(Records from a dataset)
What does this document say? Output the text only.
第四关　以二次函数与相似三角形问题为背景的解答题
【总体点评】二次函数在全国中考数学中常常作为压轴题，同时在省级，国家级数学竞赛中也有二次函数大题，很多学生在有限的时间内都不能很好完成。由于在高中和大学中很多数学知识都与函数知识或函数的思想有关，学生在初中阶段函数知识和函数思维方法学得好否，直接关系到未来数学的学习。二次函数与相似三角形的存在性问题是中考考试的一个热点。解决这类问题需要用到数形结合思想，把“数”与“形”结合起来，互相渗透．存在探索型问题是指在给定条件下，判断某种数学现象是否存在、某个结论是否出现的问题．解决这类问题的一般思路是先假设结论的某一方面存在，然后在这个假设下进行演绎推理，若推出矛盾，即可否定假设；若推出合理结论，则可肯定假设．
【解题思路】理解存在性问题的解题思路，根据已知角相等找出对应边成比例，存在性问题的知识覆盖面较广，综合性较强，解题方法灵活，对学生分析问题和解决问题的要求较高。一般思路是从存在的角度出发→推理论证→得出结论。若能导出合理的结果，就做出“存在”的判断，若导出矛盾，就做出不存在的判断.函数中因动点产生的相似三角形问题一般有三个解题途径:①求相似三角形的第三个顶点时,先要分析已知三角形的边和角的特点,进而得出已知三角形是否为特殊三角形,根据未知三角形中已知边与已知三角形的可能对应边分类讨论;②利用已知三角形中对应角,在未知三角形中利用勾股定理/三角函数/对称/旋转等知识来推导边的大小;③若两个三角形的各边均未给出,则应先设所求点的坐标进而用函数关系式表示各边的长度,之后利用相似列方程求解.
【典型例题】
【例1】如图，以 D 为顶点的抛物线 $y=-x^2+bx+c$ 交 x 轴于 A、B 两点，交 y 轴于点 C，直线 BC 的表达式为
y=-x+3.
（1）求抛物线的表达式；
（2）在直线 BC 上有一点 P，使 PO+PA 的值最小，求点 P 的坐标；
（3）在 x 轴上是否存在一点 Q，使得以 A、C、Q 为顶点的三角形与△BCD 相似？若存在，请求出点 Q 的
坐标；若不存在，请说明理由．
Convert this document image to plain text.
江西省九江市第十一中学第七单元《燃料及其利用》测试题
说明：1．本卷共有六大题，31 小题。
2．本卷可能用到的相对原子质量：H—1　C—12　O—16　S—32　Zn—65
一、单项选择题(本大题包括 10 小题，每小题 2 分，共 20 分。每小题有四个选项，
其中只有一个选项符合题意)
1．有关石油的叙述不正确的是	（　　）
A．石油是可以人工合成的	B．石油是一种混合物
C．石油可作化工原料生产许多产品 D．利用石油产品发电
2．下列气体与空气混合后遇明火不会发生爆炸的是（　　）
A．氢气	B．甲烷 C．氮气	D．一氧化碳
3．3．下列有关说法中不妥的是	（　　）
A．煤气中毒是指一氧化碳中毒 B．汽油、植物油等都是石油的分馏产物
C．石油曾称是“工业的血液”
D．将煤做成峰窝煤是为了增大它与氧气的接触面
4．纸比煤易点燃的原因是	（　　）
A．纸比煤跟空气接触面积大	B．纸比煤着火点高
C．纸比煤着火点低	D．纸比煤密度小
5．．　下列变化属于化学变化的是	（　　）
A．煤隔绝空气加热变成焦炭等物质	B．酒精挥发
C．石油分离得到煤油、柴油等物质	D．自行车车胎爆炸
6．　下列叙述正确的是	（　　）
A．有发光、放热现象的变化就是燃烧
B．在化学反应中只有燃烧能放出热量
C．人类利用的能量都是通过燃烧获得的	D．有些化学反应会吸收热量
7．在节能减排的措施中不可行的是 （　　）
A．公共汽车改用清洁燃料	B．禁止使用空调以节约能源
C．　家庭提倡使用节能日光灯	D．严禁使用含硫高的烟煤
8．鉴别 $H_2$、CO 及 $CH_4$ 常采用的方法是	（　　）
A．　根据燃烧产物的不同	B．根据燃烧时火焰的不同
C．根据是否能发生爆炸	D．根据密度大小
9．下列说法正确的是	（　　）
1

_To be done_
Every line that holds the word "document" should be extracted.

_Output of the exercise_
What does this document say? Output the text only.
Convert this document image to plain text.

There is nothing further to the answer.